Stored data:
— start —
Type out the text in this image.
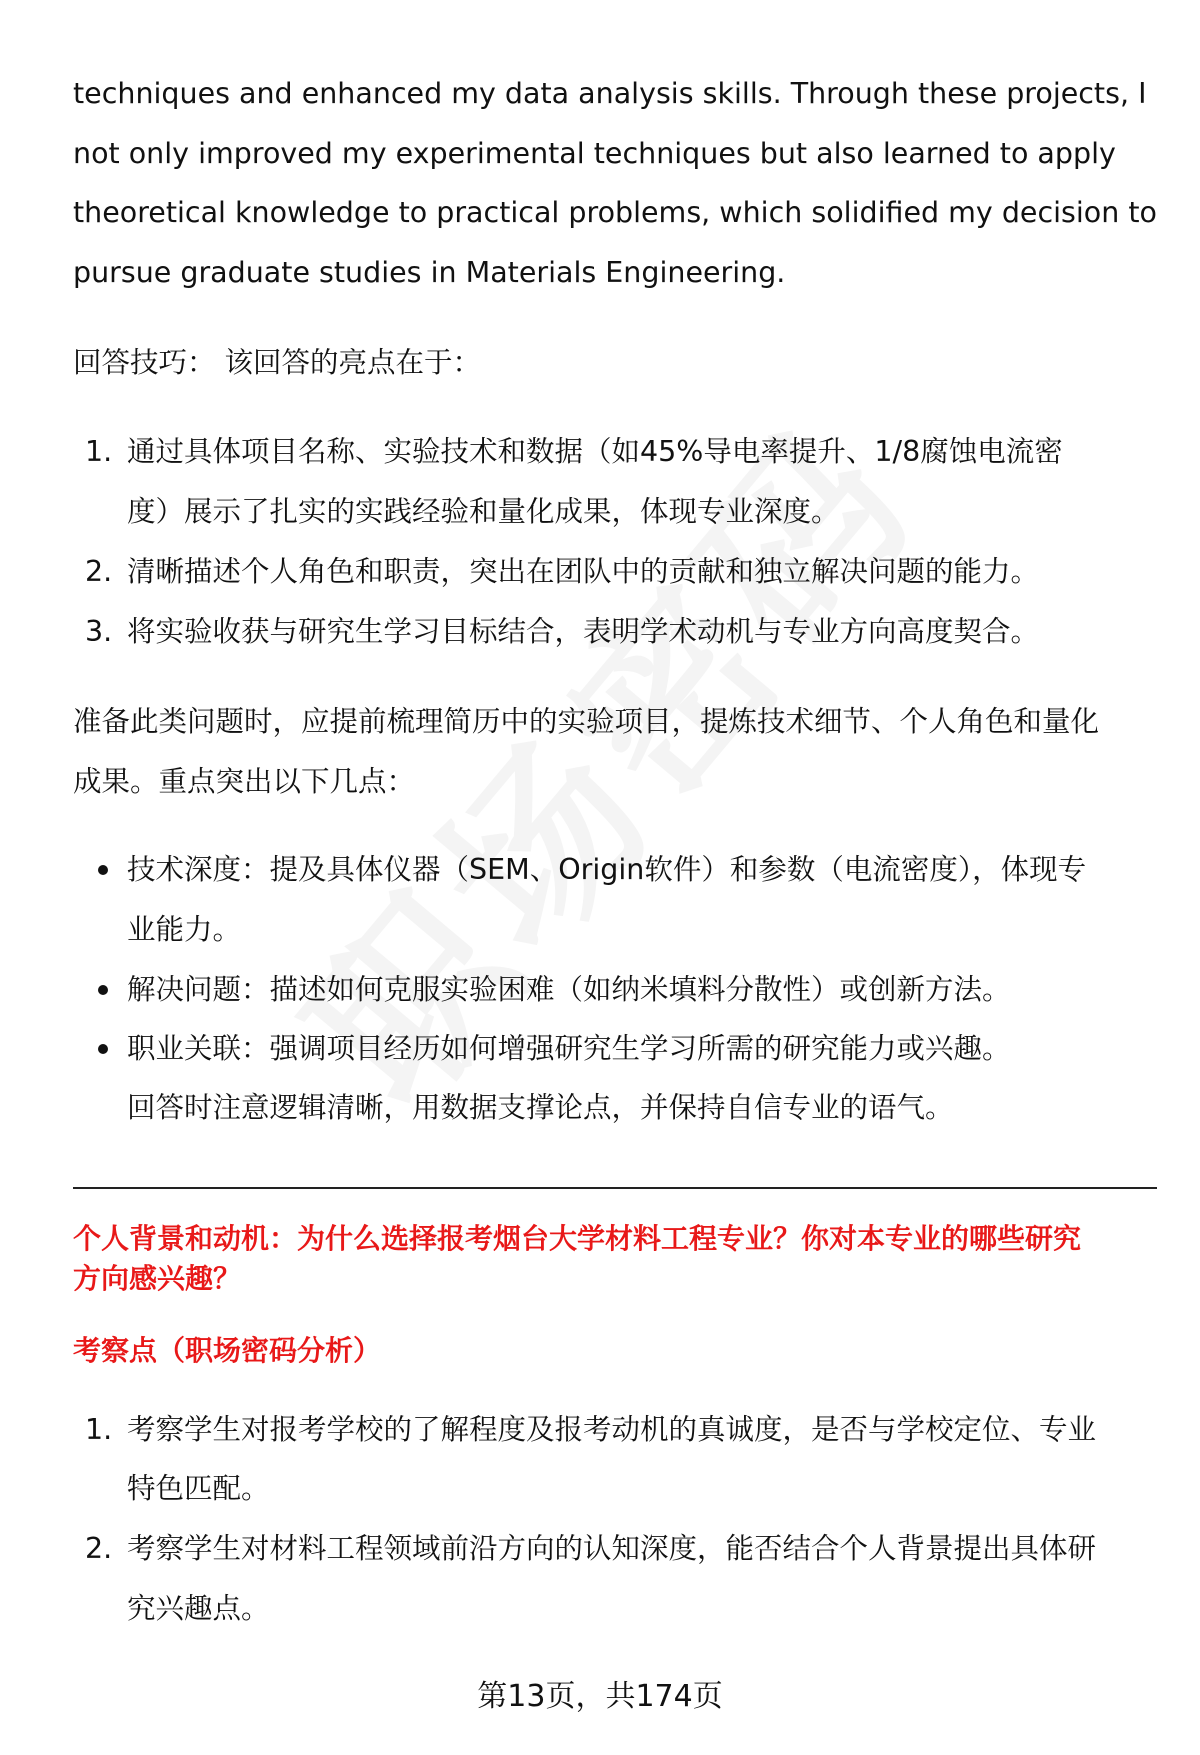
techniques and enhanced my data analysis skills. Through these projects, I
not only improved my experimental techniques but also learned to apply
theoretical knowledge to practical problems, which solidified my decision to
pursue graduate studies in Materials Engineering.
回答技巧： 该回答的亮点在于：
1. 通过具体项目名称、实验技术和数据（如45%导电率提升、1/8腐蚀电流密
度）展示了扎实的实践经验和量化成果，体现专业深度。
2. 清晰描述个人角色和职责，突出在团队中的贡献和独立解决问题的能力。
3. 将实验收获与研究生学习目标结合，表明学术动机与专业方向高度契合。
准备此类问题时，应提前梳理简历中的实验项目，提炼技术细节、个人角色和量化
成果。重点突出以下几点：
技术深度：提及具体仪器（SEM、Origin软件）和参数（电流密度），体现专
业能力。
解决问题：描述如何克服实验困难（如纳米填料分散性）或创新方法。
职业关联：强调项目经历如何增强研究生学习所需的研究能力或兴趣。
回答时注意逻辑清晰，用数据支撑论点，并保持自信专业的语气。
个人背景和动机：为什么选择报考烟台大学材料工程专业？你对本专业的哪些研究
方向感兴趣？
考察点（职场密码分析）
1. 考察学生对报考学校的了解程度及报考动机的真诚度，是否与学校定位、专业
特色匹配。
2. 考察学生对材料工程领域前沿方向的认知深度，能否结合个人背景提出具体研
究兴趣点。
第13页，共174页
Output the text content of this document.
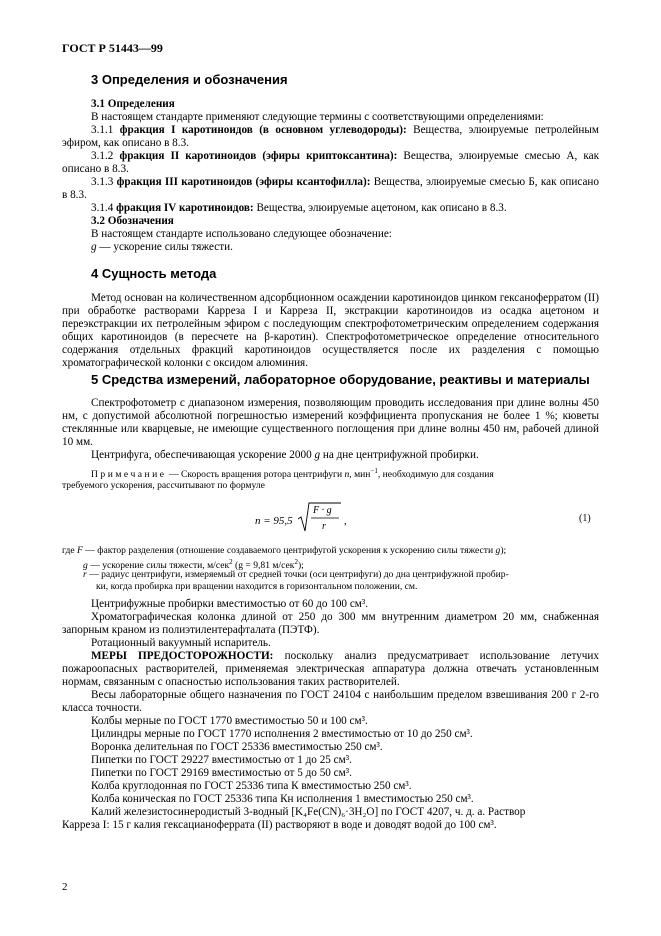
ГОСТ Р 51443—99
3 Определения и обозначения
3.1 Определения
В настоящем стандарте применяют следующие термины с соответствующими определениями:
3.1.1 фракция I каротиноидов (в основном углеводороды): Вещества, элюируемые петролейным эфиром, как описано в 8.3.
3.1.2 фракция II каротиноидов (эфиры криптоксантина): Вещества, элюируемые смесью А, как описано в 8.3.
3.1.3 фракция III каротиноидов (эфиры ксантофилла): Вещества, элюируемые смесью Б, как описано в 8.3.
3.1.4 фракция IV каротиноидов: Вещества, элюируемые ацетоном, как описано в 8.3.
3.2 Обозначения
В настоящем стандарте использовано следующее обозначение:
g — ускорение силы тяжести.
4 Сущность метода
Метод основан на количественном адсорбционном осаждении каротиноидов цинком гексаноферратом (II) при обработке растворами Карреза I и Карреза II, экстракции каротиноидов из осадка ацетоном и переэкстракции их петролейным эфиром с последующим спектрофотометрическим определением содержания общих каротиноидов (в пересчете на β-каротин). Спектрофотометрическое определение относительного содержания отдельных фракций каротиноидов осуществляется после их разделения с помощью хроматографической колонки с оксидом алюминия.
5 Средства измерений, лабораторное оборудование, реактивы и материалы
Спектрофотометр с диапазоном измерения, позволяющим проводить исследования при длине волны 450 нм, с допустимой абсолютной погрешностью измерений коэффициента пропускания не более 1 %; кюветы стеклянные или кварцевые, не имеющие существенного поглощения при длине волны 450 нм, рабочей длиной 10 мм.
Центрифуга, обеспечивающая ускорение 2000 g на дне центрифужной пробирки.
Примечание — Скорость вращения ротора центрифуги n, мин$^{-1}$, необходимую для создания
требуемого ускорения, рассчитывают по формуле
n = 95,5
F · g
r ,	(1)
где F — фактор разделения (отношение создаваемого центрифугой ускорения к ускорению силы тяжести g);
g — ускорение силы тяжести, м/сек$^2$ (g = 9,81 м/сек$^2$);
r — радиус центрифуги, измеряемый от средней точки (оси центрифуги) до дна центрифужной пробир-
ки, когда пробирка при вращении находится в горизонтальном положении, см.
Центрифужные пробирки вместимостью от 60 до 100 см³.
Хроматографическая колонка длиной от 250 до 300 мм внутренним диаметром 20 мм, снабженная запорным краном из полиэтилентерафталата (ПЭТФ).
Ротационный вакуумный испаритель.
МЕРЫ ПРЕДОСТОРОЖНОСТИ: поскольку анализ предусматривает использование летучих пожароопасных растворителей, применяемая электрическая аппаратура должна отвечать установленным нормам, связанным с опасностью использования таких растворителей.
Весы лабораторные общего назначения по ГОСТ 24104 с наибольшим пределом взвешивания 200 г 2-го класса точности.
Колбы мерные по ГОСТ 1770 вместимостью 50 и 100 см³.
Цилиндры мерные по ГОСТ 1770 исполнения 2 вместимостью от 10 до 250 см³.
Воронка делительная по ГОСТ 25336 вместимостью 250 см³.
Пипетки по ГОСТ 29227 вместимостью от 1 до 25 см³.
Пипетки по ГОСТ 29169 вместимостью от 5 до 50 см³.
Колба круглодонная по ГОСТ 25336 типа К вместимостью 250 см³.
Колба коническая по ГОСТ 25336 типа Кн исполнения 1 вместимостью 250 см³.
Калий железистосинеродистый 3-водный [K₄Fe(CN)₆·3H₂O] по ГОСТ 4207, ч. д. а. Раствор
Карреза I: 15 г калия гексацианоферрата (II) растворяют в воде и доводят водой до 100 см³.
2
— end —
**WHAT TO WORK ON**
Give the number of lines that carry the word "text", with nothing added.

**FULL RESPONSE**
2